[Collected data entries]
──────────
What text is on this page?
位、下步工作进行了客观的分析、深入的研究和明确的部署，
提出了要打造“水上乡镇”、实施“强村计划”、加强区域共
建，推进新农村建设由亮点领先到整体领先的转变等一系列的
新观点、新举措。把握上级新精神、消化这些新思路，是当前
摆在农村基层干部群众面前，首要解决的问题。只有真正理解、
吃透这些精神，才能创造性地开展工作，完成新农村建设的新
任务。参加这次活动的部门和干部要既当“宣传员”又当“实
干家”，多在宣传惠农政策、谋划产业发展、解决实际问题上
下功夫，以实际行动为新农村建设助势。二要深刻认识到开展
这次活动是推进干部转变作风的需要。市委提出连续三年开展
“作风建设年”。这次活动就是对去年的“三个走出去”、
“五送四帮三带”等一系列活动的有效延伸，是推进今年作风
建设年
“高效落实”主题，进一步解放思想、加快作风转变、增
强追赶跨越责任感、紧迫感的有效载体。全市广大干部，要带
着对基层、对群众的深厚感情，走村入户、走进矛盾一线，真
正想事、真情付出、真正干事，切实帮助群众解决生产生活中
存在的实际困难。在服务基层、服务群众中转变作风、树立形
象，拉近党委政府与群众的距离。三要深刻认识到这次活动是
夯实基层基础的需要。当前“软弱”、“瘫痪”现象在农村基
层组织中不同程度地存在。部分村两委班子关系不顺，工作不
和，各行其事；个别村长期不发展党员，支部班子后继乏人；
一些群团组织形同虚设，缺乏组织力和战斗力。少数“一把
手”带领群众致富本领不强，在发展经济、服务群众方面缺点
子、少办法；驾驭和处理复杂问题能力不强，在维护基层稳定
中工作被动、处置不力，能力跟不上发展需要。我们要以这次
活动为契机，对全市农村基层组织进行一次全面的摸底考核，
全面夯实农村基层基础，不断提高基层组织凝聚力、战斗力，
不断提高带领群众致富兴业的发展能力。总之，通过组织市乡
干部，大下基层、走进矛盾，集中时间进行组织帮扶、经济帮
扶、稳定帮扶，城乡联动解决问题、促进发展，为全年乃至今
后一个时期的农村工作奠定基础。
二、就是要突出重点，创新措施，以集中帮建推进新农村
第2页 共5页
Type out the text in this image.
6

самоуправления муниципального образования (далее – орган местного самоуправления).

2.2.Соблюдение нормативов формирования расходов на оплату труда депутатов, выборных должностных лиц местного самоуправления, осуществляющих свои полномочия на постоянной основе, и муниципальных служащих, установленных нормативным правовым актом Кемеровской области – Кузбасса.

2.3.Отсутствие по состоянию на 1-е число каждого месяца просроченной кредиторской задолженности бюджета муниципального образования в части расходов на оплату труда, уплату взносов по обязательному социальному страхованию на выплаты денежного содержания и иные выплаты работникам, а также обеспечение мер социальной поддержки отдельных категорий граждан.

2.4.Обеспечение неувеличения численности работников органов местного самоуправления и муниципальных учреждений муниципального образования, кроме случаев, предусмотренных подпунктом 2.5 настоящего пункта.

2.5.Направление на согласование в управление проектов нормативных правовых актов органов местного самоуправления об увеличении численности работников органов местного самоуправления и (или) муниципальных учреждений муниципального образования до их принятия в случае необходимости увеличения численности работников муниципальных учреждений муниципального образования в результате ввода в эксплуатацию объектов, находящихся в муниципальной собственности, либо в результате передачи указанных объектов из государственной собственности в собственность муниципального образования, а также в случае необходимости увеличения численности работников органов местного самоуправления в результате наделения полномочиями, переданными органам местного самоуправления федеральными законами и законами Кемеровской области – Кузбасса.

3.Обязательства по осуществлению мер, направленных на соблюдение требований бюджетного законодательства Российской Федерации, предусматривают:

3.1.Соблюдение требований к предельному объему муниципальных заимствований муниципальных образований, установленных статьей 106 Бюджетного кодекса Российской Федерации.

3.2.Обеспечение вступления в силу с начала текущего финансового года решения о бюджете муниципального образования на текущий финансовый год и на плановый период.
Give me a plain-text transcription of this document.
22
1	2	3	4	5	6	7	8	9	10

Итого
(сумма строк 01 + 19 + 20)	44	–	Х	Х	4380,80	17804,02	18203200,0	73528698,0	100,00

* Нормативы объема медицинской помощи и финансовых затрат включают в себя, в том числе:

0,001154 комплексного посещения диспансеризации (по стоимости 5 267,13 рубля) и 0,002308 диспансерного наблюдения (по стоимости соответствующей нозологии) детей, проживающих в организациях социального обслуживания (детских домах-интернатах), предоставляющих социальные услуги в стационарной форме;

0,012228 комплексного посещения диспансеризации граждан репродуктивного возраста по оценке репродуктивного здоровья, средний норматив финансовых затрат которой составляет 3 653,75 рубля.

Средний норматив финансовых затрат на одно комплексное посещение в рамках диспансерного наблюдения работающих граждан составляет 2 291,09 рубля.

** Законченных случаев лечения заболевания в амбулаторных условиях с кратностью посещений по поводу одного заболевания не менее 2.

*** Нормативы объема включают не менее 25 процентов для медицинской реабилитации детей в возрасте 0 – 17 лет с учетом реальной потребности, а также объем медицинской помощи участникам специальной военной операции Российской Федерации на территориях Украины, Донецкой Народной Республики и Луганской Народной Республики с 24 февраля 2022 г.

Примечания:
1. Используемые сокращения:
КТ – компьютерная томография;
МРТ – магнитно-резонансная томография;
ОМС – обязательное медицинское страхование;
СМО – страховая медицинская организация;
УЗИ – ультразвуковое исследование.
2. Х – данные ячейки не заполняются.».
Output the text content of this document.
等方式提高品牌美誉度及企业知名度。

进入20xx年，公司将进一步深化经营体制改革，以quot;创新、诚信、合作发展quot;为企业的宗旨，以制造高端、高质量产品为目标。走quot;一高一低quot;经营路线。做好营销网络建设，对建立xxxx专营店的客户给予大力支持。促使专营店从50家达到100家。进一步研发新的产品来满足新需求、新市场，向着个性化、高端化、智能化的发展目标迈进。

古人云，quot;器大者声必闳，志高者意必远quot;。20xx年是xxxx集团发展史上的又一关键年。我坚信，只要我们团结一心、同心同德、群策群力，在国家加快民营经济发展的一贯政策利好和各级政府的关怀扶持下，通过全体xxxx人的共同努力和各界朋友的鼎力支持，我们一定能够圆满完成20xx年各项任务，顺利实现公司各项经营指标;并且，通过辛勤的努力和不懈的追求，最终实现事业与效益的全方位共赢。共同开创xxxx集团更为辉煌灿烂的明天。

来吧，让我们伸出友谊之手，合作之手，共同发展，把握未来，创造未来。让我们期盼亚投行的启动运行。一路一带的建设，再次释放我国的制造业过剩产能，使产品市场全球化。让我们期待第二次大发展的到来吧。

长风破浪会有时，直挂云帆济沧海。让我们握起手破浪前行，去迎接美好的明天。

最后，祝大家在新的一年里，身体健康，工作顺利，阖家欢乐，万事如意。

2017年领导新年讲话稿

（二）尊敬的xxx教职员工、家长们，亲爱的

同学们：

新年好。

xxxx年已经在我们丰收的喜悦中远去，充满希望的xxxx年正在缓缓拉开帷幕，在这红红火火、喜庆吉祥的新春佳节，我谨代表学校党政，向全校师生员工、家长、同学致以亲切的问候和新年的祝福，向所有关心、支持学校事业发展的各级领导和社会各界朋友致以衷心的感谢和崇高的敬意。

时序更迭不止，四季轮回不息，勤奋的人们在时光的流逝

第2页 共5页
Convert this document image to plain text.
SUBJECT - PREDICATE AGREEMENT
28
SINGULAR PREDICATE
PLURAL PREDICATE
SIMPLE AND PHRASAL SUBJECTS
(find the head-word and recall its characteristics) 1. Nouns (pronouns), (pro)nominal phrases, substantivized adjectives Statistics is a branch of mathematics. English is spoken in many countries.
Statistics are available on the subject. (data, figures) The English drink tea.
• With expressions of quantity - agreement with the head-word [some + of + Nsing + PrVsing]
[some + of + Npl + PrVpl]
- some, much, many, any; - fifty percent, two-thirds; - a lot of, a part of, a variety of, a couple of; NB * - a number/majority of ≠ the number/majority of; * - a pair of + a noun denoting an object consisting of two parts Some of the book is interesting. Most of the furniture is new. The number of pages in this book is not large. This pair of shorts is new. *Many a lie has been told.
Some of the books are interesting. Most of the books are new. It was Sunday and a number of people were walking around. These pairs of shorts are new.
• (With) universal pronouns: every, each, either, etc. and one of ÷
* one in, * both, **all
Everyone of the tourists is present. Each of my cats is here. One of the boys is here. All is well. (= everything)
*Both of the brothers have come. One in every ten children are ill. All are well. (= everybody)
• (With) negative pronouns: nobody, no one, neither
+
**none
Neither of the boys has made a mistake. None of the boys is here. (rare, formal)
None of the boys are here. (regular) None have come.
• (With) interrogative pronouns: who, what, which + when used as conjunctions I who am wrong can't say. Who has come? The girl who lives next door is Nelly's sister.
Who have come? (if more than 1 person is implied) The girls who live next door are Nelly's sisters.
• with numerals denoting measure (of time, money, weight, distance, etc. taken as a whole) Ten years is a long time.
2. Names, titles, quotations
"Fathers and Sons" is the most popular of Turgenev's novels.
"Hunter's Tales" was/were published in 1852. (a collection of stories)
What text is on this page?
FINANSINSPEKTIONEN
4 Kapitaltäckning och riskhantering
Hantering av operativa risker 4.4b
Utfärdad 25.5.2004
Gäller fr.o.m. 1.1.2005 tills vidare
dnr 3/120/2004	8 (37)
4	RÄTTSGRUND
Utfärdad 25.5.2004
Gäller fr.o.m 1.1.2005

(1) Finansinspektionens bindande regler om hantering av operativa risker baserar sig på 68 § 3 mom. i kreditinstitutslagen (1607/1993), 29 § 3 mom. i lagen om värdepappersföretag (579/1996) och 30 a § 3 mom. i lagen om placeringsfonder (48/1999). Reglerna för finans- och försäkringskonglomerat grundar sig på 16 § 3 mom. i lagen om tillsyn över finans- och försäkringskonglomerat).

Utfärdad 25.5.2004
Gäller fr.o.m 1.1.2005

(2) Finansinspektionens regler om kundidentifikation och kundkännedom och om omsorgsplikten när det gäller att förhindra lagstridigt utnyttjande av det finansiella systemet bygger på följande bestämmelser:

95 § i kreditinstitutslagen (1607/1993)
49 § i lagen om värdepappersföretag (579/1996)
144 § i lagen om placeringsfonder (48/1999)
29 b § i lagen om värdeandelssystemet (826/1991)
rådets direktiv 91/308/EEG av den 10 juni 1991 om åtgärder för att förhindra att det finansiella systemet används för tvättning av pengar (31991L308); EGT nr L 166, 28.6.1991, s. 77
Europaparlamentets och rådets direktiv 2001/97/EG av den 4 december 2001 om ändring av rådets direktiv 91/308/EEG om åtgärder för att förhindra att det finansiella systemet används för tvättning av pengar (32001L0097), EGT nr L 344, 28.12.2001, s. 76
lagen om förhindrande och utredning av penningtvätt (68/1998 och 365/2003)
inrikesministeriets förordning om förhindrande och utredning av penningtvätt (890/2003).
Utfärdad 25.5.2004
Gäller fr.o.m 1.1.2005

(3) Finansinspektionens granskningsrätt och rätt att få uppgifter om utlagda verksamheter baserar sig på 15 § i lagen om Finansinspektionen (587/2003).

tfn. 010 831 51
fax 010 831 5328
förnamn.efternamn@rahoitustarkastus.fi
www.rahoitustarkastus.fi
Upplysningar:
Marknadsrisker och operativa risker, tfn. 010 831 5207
──────────
**Aim of the task:** Each line in the listing above that contains "well" should be copied.

**Full output:**
Everyone of the tourists is present. Each of my cats is here. One of the boys is here. All is well. (= everything)
*Both of the brothers have come. One in every ten children are ill. All are well. (= everybody)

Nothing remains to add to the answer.